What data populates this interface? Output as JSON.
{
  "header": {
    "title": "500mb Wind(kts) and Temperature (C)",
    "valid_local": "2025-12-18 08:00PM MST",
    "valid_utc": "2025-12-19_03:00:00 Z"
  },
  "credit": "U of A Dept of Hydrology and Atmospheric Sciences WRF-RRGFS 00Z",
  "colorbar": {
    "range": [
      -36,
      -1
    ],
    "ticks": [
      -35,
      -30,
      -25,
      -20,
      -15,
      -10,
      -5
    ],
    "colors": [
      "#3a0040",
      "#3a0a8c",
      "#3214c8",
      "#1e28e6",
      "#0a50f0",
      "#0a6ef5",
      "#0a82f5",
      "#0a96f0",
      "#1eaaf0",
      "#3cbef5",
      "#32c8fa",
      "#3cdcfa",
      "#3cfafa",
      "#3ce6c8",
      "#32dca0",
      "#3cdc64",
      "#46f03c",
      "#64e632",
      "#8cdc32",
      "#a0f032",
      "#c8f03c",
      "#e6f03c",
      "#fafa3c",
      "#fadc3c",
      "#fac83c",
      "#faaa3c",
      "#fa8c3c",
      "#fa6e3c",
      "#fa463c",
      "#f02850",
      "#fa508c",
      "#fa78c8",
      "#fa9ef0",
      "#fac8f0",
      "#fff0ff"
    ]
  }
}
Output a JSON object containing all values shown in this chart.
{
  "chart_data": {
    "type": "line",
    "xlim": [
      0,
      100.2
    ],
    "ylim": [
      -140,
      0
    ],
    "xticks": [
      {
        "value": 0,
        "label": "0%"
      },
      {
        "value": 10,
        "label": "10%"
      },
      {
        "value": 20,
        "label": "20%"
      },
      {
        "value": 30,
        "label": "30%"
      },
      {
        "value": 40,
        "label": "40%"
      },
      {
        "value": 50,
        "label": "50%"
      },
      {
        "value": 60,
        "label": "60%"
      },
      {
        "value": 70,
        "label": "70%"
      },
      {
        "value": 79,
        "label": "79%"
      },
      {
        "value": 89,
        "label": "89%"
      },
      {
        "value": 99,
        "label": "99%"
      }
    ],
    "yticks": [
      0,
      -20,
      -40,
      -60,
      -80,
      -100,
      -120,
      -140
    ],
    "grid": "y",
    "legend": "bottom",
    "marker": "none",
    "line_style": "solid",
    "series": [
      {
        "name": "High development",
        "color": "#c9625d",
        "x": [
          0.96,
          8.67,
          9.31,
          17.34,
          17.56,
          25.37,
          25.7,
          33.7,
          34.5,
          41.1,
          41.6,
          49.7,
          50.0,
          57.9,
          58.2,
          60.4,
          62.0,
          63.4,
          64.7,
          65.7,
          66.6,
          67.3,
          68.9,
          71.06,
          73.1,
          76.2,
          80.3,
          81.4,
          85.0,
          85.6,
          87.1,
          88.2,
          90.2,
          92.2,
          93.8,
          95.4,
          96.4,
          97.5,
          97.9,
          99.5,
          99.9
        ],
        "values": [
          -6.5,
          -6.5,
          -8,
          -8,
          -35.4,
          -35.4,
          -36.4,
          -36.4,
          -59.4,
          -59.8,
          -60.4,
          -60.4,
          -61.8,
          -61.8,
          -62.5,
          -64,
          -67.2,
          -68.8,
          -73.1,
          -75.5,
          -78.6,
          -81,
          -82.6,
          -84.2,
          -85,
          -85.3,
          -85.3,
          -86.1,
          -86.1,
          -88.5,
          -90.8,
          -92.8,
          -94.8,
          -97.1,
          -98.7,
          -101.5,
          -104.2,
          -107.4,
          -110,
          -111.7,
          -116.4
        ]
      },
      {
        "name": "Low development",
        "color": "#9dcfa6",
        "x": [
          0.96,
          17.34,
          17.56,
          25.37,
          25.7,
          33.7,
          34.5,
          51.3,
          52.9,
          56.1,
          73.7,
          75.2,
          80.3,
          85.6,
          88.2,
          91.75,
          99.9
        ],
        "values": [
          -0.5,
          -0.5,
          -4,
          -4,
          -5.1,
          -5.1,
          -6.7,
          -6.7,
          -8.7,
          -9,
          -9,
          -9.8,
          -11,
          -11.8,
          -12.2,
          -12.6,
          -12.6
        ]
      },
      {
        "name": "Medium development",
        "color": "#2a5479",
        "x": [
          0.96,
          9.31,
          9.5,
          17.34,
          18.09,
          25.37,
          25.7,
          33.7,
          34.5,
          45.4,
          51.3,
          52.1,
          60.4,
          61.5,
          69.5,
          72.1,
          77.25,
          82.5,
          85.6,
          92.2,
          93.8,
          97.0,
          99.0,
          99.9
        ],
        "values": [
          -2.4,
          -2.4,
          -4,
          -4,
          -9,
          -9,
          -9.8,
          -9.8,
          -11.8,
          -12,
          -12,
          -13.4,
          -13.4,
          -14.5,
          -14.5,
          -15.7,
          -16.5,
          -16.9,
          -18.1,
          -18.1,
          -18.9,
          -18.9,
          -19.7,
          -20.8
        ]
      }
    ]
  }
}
================
# Exercise prompt:
Repeat the material from above exactly, word for word.

# Exercise solution:
What data populates this interface? Output as JSON.
{
  "header": {
    "title": "500mb Wind(kts) and Temperature (C)",
    "valid_local": "2025-12-18 08:00PM MST",
    "valid_utc": "2025-12-19_03:00:00 Z"
  },
  "credit": "U of A Dept of Hydrology and Atmospheric Sciences WRF-RRGFS 00Z",
  "colorbar": {
    "range": [
      -36,
      -1
    ],
    "ticks": [
      -35,
      -30,
      -25,
      -20,
      -15,
      -10,
      -5
    ],
    "colors": [
      "#3a0040",
      "#3a0a8c",
      "#3214c8",
      "#1e28e6",
      "#0a50f0",
      "#0a6ef5",
      "#0a82f5",
      "#0a96f0",
      "#1eaaf0",
      "#3cbef5",
      "#32c8fa",
      "#3cdcfa",
      "#3cfafa",
      "#3ce6c8",
      "#32dca0",
      "#3cdc64",
      "#46f03c",
      "#64e632",
      "#8cdc32",
      "#a0f032",
      "#c8f03c",
      "#e6f03c",
      "#fafa3c",
      "#fadc3c",
      "#fac83c",
      "#faaa3c",
      "#fa8c3c",
      "#fa6e3c",
      "#fa463c",
      "#f02850",
      "#fa508c",
      "#fa78c8",
      "#fa9ef0",
      "#fac8f0",
      "#fff0ff"
    ]
  }
}
Output a JSON object containing all values shown in this chart.
{
  "chart_data": {
    "type": "line",
    "xlim": [
      0,
      100.2
    ],
    "ylim": [
      -140,
      0
    ],
    "xticks": [
      {
        "value": 0,
        "label": "0%"
      },
      {
        "value": 10,
        "label": "10%"
      },
      {
        "value": 20,
        "label": "20%"
      },
      {
        "value": 30,
        "label": "30%"
      },
      {
        "value": 40,
        "label": "40%"
      },
      {
        "value": 50,
        "label": "50%"
      },
      {
        "value": 60,
        "label": "60%"
      },
      {
        "value": 70,
        "label": "70%"
      },
      {
        "value": 79,
        "label": "79%"
      },
      {
        "value": 89,
        "label": "89%"
      },
      {
        "value": 99,
        "label": "99%"
      }
    ],
    "yticks": [
      0,
      -20,
      -40,
      -60,
      -80,
      -100,
      -120,
      -140
    ],
    "grid": "y",
    "legend": "bottom",
    "marker": "none",
    "line_style": "solid",
    "series": [
      {
        "name": "High development",
        "color": "#c9625d",
        "x": [
          0.96,
          8.67,
          9.31,
          17.34,
          17.56,
          25.37,
          25.7,
          33.7,
          34.5,
          41.1,
          41.6,
          49.7,
          50.0,
          57.9,
          58.2,
          60.4,
          62.0,
          63.4,
          64.7,
          65.7,
          66.6,
          67.3,
          68.9,
          71.06,
          73.1,
          76.2,
          80.3,
          81.4,
          85.0,
          85.6,
          87.1,
          88.2,
          90.2,
          92.2,
          93.8,
          95.4,
          96.4,
          97.5,
          97.9,
          99.5,
          99.9
        ],
        "values": [
          -6.5,
          -6.5,
          -8,
          -8,
          -35.4,
          -35.4,
          -36.4,
          -36.4,
          -59.4,
          -59.8,
          -60.4,
          -60.4,
          -61.8,
          -61.8,
          -62.5,
          -64,
          -67.2,
          -68.8,
          -73.1,
          -75.5,
          -78.6,
          -81,
          -82.6,
          -84.2,
          -85,
          -85.3,
          -85.3,
          -86.1,
          -86.1,
          -88.5,
          -90.8,
          -92.8,
          -94.8,
          -97.1,
          -98.7,
          -101.5,
          -104.2,
          -107.4,
          -110,
          -111.7,
          -116.4
        ]
      },
      {
        "name": "Low development",
        "color": "#9dcfa6",
        "x": [
          0.96,
          17.34,
          17.56,
          25.37,
          25.7,
          33.7,
          34.5,
          51.3,
          52.9,
          56.1,
          73.7,
          75.2,
          80.3,
          85.6,
          88.2,
          91.75,
          99.9
        ],
        "values": [
          -0.5,
          -0.5,
          -4,
          -4,
          -5.1,
          -5.1,
          -6.7,
          -6.7,
          -8.7,
          -9,
          -9,
          -9.8,
          -11,
          -11.8,
          -12.2,
          -12.6,
          -12.6
        ]
      },
      {
        "name": "Medium development",
        "color": "#2a5479",
        "x": [
          0.96,
          9.31,
          9.5,
          17.34,
          18.09,
          25.37,
          25.7,
          33.7,
          34.5,
          45.4,
          51.3,
          52.1,
          60.4,
          61.5,
          69.5,
          72.1,
          77.25,
          82.5,
          85.6,
          92.2,
          93.8,
          97.0,
          99.0,
          99.9
        ],
        "values": [
          -2.4,
          -2.4,
          -4,
          -4,
          -9,
          -9,
          -9.8,
          -9.8,
          -11.8,
          -12,
          -12,
          -13.4,
          -13.4,
          -14.5,
          -14.5,
          -15.7,
          -16.5,
          -16.9,
          -18.1,
          -18.1,
          -18.9,
          -18.9,
          -19.7,
          -20.8
        ]
      }
    ]
  }
}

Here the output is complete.